● WHAT YOU HAVE TO DO:
Copy each line of the records that holds the string "вопросам".

Extracted records
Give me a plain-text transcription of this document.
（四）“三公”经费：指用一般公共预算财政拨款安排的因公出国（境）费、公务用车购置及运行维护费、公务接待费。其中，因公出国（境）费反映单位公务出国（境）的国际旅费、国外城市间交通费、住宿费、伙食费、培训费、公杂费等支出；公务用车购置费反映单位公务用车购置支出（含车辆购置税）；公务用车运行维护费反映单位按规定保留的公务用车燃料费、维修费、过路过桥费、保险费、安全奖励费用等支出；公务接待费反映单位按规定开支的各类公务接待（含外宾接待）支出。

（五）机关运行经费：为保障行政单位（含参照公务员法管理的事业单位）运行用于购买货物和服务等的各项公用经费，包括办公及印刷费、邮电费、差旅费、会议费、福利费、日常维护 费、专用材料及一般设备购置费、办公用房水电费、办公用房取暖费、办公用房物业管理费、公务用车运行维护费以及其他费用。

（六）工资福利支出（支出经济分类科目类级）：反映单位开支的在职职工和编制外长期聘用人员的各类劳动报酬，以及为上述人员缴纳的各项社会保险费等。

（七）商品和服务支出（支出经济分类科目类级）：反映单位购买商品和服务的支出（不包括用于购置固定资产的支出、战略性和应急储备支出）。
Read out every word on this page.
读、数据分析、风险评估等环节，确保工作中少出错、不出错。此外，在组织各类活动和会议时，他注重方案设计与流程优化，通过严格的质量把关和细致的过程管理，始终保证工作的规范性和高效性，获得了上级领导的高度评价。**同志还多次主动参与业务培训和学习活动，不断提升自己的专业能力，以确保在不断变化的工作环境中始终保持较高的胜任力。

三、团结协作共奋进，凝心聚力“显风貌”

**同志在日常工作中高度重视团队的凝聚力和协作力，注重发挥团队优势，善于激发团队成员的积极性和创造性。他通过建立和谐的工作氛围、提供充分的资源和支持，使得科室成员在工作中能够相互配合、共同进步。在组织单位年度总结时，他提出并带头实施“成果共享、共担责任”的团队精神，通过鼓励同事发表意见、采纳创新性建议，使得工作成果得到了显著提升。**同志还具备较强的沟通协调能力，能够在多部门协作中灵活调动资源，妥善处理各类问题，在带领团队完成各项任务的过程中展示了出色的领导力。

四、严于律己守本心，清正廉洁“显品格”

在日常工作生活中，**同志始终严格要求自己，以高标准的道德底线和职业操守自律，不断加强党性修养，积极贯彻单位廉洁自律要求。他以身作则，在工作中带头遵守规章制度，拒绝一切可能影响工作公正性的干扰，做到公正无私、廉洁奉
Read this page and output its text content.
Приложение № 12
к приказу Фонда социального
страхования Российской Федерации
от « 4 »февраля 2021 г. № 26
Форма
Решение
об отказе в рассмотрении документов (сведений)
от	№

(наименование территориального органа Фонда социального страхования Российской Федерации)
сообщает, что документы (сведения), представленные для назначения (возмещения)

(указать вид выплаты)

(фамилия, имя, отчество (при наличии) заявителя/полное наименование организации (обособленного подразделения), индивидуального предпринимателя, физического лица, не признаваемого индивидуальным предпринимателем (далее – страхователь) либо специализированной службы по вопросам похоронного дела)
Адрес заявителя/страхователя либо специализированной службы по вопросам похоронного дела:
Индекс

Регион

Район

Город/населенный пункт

● THE RESPONSE:
(фамилия, имя, отчество (при наличии) заявителя/полное наименование организации (обособленного подразделения), индивидуального предпринимателя, физического лица, не признаваемого индивидуальным предпринимателем (далее – страхователь) либо специализированной службы по вопросам похоронного дела)
Адрес заявителя/страхователя либо специализированной службы по вопросам похоронного дела:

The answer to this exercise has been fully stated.